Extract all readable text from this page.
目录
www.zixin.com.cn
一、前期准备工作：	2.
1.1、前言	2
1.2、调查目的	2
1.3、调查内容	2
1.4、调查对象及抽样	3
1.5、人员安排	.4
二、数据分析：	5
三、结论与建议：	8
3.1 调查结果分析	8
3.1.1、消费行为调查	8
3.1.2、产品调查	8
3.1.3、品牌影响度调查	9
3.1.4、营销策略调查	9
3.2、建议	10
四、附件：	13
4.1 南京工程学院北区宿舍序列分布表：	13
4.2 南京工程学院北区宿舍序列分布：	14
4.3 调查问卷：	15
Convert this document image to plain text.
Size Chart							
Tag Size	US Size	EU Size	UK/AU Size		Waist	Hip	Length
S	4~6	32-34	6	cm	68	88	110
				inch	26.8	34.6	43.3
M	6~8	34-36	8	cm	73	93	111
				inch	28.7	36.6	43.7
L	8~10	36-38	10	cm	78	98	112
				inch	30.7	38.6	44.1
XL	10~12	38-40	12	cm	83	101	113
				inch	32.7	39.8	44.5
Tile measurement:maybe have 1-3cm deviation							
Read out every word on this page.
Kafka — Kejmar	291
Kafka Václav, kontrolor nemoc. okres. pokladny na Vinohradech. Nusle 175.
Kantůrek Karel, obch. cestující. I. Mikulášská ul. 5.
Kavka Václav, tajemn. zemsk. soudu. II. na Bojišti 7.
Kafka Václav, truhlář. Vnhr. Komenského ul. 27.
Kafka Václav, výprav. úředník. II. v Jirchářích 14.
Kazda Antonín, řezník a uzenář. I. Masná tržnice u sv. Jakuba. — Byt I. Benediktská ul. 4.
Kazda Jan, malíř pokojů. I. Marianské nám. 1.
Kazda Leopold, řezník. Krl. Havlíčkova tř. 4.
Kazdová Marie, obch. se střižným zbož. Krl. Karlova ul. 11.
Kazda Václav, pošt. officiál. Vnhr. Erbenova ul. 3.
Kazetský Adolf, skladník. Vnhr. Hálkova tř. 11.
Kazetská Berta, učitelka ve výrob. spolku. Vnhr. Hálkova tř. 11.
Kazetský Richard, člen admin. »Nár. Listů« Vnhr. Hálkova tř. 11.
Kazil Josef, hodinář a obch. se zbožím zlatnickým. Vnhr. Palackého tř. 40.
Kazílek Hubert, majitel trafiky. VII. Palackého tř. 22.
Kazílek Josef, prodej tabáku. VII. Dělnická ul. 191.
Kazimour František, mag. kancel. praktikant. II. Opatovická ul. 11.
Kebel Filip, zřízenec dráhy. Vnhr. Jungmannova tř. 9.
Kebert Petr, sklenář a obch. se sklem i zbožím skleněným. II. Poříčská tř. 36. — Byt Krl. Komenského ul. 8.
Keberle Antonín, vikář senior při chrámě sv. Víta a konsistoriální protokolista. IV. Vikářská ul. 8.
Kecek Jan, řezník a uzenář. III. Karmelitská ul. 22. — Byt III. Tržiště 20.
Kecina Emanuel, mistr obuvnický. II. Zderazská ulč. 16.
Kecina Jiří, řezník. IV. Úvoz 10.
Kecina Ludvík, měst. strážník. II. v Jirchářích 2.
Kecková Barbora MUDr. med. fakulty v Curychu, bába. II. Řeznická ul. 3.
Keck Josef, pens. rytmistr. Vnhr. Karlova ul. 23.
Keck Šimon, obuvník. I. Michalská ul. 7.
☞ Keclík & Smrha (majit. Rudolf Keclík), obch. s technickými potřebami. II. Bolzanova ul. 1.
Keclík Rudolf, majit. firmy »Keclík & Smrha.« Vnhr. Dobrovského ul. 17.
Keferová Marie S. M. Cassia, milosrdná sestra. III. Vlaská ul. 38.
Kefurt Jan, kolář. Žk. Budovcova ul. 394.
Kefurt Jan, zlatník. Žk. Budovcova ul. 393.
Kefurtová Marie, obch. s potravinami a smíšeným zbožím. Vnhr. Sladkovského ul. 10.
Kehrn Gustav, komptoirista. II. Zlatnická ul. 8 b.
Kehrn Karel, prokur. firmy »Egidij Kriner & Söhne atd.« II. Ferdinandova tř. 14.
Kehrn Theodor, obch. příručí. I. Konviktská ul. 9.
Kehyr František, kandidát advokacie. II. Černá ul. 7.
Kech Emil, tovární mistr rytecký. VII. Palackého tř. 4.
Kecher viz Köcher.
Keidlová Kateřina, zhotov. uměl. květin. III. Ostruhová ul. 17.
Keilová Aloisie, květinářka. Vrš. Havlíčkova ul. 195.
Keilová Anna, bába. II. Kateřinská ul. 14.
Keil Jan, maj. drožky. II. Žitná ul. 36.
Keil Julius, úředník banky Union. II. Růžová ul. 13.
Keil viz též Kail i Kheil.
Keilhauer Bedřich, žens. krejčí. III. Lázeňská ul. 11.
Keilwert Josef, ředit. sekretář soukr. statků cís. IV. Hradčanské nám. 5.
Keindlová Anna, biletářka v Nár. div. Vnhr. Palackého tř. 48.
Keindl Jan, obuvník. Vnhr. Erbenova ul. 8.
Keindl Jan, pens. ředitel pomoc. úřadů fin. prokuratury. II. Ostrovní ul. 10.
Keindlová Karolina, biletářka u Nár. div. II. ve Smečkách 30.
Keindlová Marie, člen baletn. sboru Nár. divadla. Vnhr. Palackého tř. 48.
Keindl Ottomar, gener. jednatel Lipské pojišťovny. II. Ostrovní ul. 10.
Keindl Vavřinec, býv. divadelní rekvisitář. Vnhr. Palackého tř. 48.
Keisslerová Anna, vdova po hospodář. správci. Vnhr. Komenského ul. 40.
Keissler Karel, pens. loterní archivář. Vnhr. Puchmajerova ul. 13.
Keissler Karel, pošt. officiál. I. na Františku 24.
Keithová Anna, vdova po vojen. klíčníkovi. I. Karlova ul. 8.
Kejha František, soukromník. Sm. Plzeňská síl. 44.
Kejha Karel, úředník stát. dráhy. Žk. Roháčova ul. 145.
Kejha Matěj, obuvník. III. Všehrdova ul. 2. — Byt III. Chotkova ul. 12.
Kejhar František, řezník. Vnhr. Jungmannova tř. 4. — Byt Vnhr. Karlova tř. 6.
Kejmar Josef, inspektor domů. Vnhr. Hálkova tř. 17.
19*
......
Do this
Identify and copy the lines holding the word "Size".

Task result
Size Chart							
Tag Size	US Size	EU Size	UK/AU Size		Waist	Hip	Length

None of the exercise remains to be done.